----- DATASET RECORDS

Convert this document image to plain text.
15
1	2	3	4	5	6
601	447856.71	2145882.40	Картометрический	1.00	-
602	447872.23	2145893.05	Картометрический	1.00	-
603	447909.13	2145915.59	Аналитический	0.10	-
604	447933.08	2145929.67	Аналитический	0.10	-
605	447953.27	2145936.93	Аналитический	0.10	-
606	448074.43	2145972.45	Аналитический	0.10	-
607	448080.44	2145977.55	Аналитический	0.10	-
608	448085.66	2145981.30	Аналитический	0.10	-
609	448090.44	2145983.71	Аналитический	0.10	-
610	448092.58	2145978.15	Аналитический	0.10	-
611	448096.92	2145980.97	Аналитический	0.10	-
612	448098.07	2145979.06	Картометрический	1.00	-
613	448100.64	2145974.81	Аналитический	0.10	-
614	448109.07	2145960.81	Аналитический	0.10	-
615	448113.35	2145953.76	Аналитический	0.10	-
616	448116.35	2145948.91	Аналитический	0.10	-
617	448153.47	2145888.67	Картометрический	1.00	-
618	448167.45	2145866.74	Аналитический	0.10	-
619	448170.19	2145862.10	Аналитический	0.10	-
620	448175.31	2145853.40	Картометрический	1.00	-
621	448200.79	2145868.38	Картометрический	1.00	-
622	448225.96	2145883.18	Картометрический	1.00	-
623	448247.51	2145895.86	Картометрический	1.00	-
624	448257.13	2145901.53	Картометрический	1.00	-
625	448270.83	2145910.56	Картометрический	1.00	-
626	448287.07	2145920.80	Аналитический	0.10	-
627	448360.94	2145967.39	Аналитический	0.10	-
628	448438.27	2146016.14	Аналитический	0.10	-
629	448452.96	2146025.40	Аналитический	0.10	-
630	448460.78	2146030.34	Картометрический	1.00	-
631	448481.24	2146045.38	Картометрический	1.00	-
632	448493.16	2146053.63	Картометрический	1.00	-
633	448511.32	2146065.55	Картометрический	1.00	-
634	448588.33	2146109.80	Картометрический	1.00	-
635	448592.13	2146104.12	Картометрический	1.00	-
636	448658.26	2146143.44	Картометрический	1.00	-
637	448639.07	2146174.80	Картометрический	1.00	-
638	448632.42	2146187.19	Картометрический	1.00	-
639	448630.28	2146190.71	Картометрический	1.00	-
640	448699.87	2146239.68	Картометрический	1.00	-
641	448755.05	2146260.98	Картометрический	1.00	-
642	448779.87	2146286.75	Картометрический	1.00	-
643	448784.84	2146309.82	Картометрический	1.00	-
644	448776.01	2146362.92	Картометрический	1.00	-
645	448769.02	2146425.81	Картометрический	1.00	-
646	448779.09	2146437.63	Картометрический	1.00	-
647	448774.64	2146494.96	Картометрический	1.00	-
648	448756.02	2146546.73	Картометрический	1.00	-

----------

**STATED TASK**
Your task is to give the records above again, exactly.

**TASK RESPONSE**
Convert this document image to plain text.
15
1	2	3	4	5	6
601	447856.71	2145882.40	Картометрический	1.00	-
602	447872.23	2145893.05	Картометрический	1.00	-
603	447909.13	2145915.59	Аналитический	0.10	-
604	447933.08	2145929.67	Аналитический	0.10	-
605	447953.27	2145936.93	Аналитический	0.10	-
606	448074.43	2145972.45	Аналитический	0.10	-
607	448080.44	2145977.55	Аналитический	0.10	-
608	448085.66	2145981.30	Аналитический	0.10	-
609	448090.44	2145983.71	Аналитический	0.10	-
610	448092.58	2145978.15	Аналитический	0.10	-
611	448096.92	2145980.97	Аналитический	0.10	-
612	448098.07	2145979.06	Картометрический	1.00	-
613	448100.64	2145974.81	Аналитический	0.10	-
614	448109.07	2145960.81	Аналитический	0.10	-
615	448113.35	2145953.76	Аналитический	0.10	-
616	448116.35	2145948.91	Аналитический	0.10	-
617	448153.47	2145888.67	Картометрический	1.00	-
618	448167.45	2145866.74	Аналитический	0.10	-
619	448170.19	2145862.10	Аналитический	0.10	-
620	448175.31	2145853.40	Картометрический	1.00	-
621	448200.79	2145868.38	Картометрический	1.00	-
622	448225.96	2145883.18	Картометрический	1.00	-
623	448247.51	2145895.86	Картометрический	1.00	-
624	448257.13	2145901.53	Картометрический	1.00	-
625	448270.83	2145910.56	Картометрический	1.00	-
626	448287.07	2145920.80	Аналитический	0.10	-
627	448360.94	2145967.39	Аналитический	0.10	-
628	448438.27	2146016.14	Аналитический	0.10	-
629	448452.96	2146025.40	Аналитический	0.10	-
630	448460.78	2146030.34	Картометрический	1.00	-
631	448481.24	2146045.38	Картометрический	1.00	-
632	448493.16	2146053.63	Картометрический	1.00	-
633	448511.32	2146065.55	Картометрический	1.00	-
634	448588.33	2146109.80	Картометрический	1.00	-
635	448592.13	2146104.12	Картометрический	1.00	-
636	448658.26	2146143.44	Картометрический	1.00	-
637	448639.07	2146174.80	Картометрический	1.00	-
638	448632.42	2146187.19	Картометрический	1.00	-
639	448630.28	2146190.71	Картометрический	1.00	-
640	448699.87	2146239.68	Картометрический	1.00	-
641	448755.05	2146260.98	Картометрический	1.00	-
642	448779.87	2146286.75	Картометрический	1.00	-
643	448784.84	2146309.82	Картометрический	1.00	-
644	448776.01	2146362.92	Картометрический	1.00	-
645	448769.02	2146425.81	Картометрический	1.00	-
646	448779.09	2146437.63	Картометрический	1.00	-
647	448774.64	2146494.96	Картометрический	1.00	-
648	448756.02	2146546.73	Картометрический	1.00	-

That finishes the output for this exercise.